(Data items)

****

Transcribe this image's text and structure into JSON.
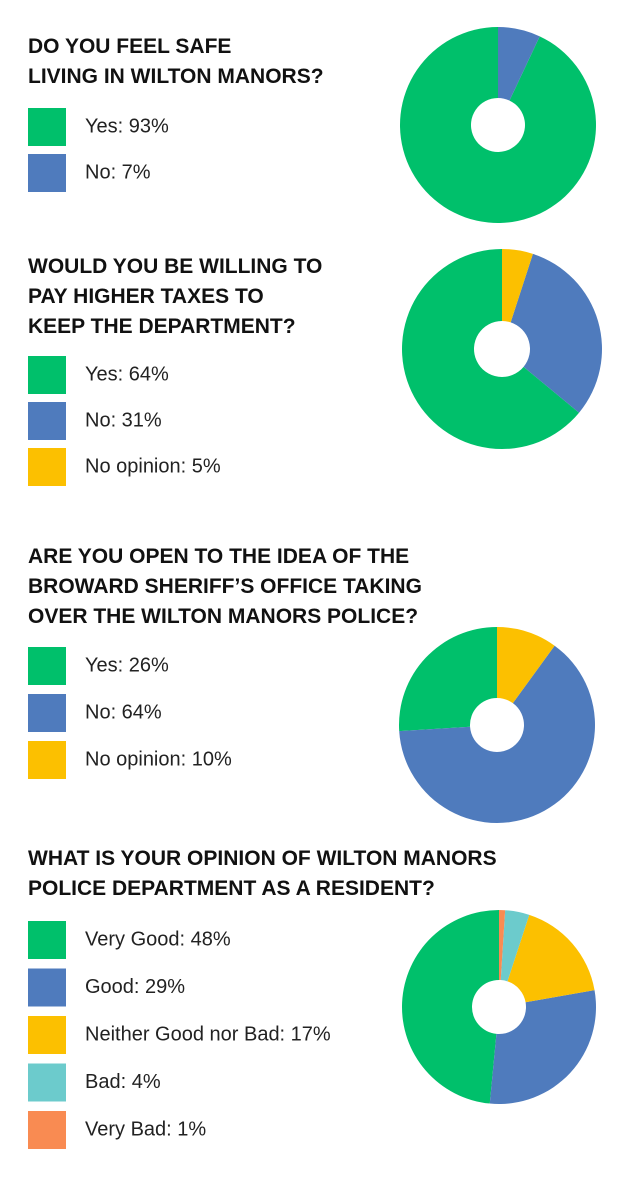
{
  "chart_data": [
    {
      "type": "pie",
      "title": [
        "DO YOU FEEL SAFE",
        "LIVING IN WILTON MANORS?"
      ],
      "categories": [
        "Yes: 93%",
        "No: 7%"
      ],
      "values": [
        93,
        7
      ],
      "colors": [
        "#00c06b",
        "#4f7bbd"
      ]
    },
    {
      "type": "pie",
      "title": [
        "WOULD YOU BE WILLING TO",
        "PAY HIGHER TAXES TO",
        "KEEP THE DEPARTMENT?"
      ],
      "categories": [
        "Yes: 64%",
        "No: 31%",
        "No opinion: 5%"
      ],
      "values": [
        64,
        31,
        5
      ],
      "colors": [
        "#00c06b",
        "#4f7bbd",
        "#fcc000"
      ]
    },
    {
      "type": "pie",
      "title": [
        "ARE YOU OPEN TO THE IDEA OF THE",
        "BROWARD SHERIFF’S OFFICE TAKING",
        "OVER THE WILTON MANORS POLICE?"
      ],
      "categories": [
        "Yes: 26%",
        "No: 64%",
        "No opinion: 10%"
      ],
      "values": [
        26,
        64,
        10
      ],
      "colors": [
        "#00c06b",
        "#4f7bbd",
        "#fcc000"
      ]
    },
    {
      "type": "pie",
      "title": [
        "WHAT IS YOUR OPINION OF WILTON MANORS",
        "POLICE DEPARTMENT AS A RESIDENT?"
      ],
      "categories": [
        "Very Good: 48%",
        "Good: 29%",
        "Neither Good nor Bad: 17%",
        "Bad: 4%",
        "Very Bad: 1%"
      ],
      "values": [
        48,
        29,
        17,
        4,
        1
      ],
      "colors": [
        "#00c06b",
        "#4f7bbd",
        "#fcc000",
        "#6ccbcc",
        "#f98b52"
      ]
    }
  ]
}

****

▸ **WORK REQUIRED**
Quote all the records verbatim, dropping any pictures from your copy.

▸ **RESPONSE TO THIS EXERCISE**
Transcribe this image's text and structure into JSON.
{
  "chart_data": [
    {
      "type": "pie",
      "title": [
        "DO YOU FEEL SAFE",
        "LIVING IN WILTON MANORS?"
      ],
      "categories": [
        "Yes: 93%",
        "No: 7%"
      ],
      "values": [
        93,
        7
      ],
      "colors": [
        "#00c06b",
        "#4f7bbd"
      ]
    },
    {
      "type": "pie",
      "title": [
        "WOULD YOU BE WILLING TO",
        "PAY HIGHER TAXES TO",
        "KEEP THE DEPARTMENT?"
      ],
      "categories": [
        "Yes: 64%",
        "No: 31%",
        "No opinion: 5%"
      ],
      "values": [
        64,
        31,
        5
      ],
      "colors": [
        "#00c06b",
        "#4f7bbd",
        "#fcc000"
      ]
    },
    {
      "type": "pie",
      "title": [
        "ARE YOU OPEN TO THE IDEA OF THE",
        "BROWARD SHERIFF’S OFFICE TAKING",
        "OVER THE WILTON MANORS POLICE?"
      ],
      "categories": [
        "Yes: 26%",
        "No: 64%",
        "No opinion: 10%"
      ],
      "values": [
        26,
        64,
        10
      ],
      "colors": [
        "#00c06b",
        "#4f7bbd",
        "#fcc000"
      ]
    },
    {
      "type": "pie",
      "title": [
        "WHAT IS YOUR OPINION OF WILTON MANORS",
        "POLICE DEPARTMENT AS A RESIDENT?"
      ],
      "categories": [
        "Very Good: 48%",
        "Good: 29%",
        "Neither Good nor Bad: 17%",
        "Bad: 4%",
        "Very Bad: 1%"
      ],
      "values": [
        48,
        29,
        17,
        4,
        1
      ],
      "colors": [
        "#00c06b",
        "#4f7bbd",
        "#fcc000",
        "#6ccbcc",
        "#f98b52"
      ]
    }
  ]
}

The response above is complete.